____ RECORDS SHOWN

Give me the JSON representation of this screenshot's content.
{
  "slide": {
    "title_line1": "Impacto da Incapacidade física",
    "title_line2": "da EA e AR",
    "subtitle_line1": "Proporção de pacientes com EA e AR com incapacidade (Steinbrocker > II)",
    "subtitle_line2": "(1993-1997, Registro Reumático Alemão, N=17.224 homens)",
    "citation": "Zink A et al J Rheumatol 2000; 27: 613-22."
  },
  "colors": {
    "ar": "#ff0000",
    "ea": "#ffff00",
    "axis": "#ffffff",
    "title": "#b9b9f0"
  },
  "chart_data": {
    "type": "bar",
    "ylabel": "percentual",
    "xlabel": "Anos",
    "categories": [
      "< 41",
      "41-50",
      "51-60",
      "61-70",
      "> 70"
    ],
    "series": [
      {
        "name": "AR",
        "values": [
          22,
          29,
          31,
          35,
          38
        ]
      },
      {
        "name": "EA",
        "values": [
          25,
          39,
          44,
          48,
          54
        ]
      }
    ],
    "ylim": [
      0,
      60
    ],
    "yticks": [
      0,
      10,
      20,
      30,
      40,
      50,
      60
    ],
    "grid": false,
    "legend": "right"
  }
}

________
____ RECORDS SHOWN

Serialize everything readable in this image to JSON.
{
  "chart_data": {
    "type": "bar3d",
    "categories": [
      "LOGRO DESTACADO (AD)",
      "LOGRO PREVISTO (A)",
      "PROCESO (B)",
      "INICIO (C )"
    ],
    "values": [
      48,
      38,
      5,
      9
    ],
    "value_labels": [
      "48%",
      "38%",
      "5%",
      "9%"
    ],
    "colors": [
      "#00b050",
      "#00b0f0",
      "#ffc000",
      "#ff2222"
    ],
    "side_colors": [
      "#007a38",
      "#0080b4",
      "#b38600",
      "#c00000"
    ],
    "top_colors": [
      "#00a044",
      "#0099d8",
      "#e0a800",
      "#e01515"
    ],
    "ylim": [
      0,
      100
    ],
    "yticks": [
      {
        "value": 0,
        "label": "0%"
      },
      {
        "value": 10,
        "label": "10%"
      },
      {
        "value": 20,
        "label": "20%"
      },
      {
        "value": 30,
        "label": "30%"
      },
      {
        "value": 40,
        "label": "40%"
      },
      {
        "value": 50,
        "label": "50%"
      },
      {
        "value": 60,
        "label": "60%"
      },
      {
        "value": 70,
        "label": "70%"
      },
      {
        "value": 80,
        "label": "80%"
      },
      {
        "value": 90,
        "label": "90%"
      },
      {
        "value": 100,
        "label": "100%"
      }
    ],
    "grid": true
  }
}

________

JOB – State only how many lines in the material include "LOGRO".

COMPLETED TASK – 2